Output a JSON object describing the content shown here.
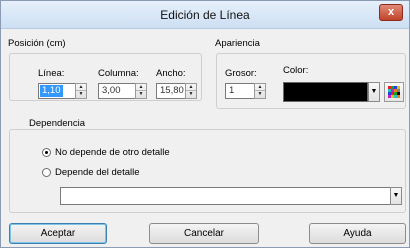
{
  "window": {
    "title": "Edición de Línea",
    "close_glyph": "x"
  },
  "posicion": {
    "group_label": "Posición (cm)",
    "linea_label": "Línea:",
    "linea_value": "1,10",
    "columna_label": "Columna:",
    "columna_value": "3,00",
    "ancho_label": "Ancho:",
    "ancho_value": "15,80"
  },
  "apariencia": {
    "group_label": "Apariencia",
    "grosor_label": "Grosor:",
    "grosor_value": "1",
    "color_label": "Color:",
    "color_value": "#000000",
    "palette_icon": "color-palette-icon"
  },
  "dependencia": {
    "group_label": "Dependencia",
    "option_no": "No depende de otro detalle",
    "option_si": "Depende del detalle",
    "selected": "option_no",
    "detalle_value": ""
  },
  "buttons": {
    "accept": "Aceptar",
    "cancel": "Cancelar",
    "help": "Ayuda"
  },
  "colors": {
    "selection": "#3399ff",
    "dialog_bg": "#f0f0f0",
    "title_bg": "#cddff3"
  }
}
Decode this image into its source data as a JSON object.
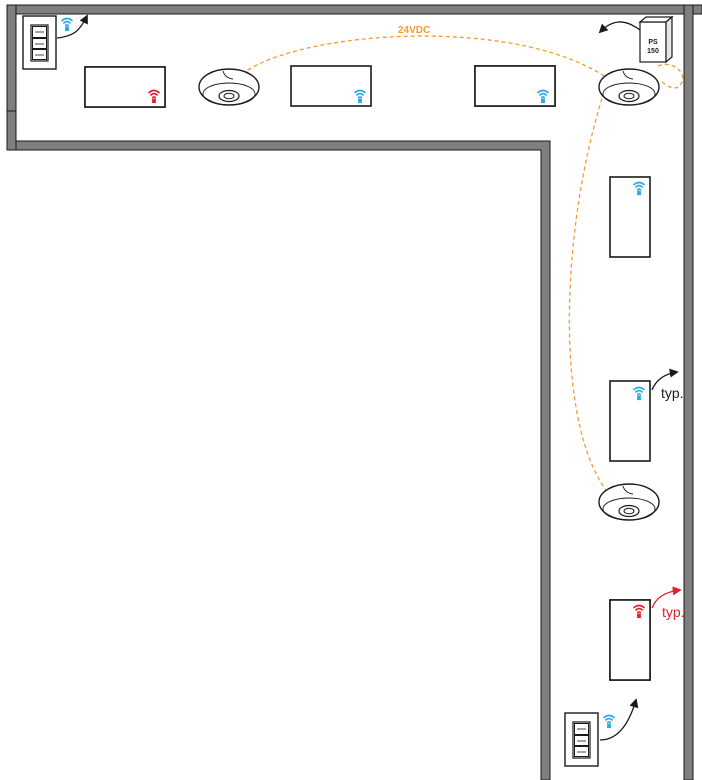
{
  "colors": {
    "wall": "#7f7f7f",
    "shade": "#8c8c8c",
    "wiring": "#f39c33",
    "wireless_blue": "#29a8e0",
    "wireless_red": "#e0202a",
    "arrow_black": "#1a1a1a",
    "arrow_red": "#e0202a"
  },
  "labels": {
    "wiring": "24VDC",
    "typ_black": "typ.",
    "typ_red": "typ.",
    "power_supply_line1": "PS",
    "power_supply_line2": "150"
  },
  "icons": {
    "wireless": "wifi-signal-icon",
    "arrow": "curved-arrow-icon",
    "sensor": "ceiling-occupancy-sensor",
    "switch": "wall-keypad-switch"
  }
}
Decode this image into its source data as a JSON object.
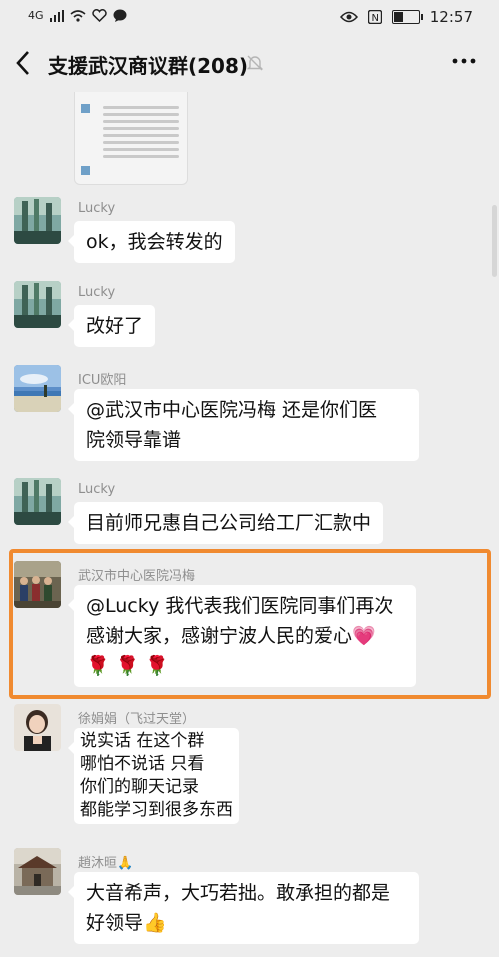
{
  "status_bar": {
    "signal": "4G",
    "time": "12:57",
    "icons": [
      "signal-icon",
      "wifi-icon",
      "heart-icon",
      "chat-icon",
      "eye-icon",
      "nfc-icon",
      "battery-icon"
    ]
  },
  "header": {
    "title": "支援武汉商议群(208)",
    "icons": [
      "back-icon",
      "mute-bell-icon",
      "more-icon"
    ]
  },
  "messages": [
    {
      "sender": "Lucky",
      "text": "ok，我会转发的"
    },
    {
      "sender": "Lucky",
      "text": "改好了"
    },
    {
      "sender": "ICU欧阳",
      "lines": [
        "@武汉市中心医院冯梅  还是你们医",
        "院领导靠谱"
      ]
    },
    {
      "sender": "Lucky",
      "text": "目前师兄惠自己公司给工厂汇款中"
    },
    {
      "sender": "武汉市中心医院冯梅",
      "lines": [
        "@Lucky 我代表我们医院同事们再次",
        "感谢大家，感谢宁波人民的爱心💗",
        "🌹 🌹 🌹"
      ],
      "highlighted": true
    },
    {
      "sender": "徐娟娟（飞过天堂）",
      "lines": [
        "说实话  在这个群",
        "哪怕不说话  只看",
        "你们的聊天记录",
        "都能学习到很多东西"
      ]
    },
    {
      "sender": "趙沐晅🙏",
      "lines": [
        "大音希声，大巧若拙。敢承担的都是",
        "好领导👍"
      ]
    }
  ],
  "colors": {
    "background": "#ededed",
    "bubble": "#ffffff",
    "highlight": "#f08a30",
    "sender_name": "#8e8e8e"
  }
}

★ ★ ★

Find how many lines of the entries contain "Línea". Respond with the number only.

2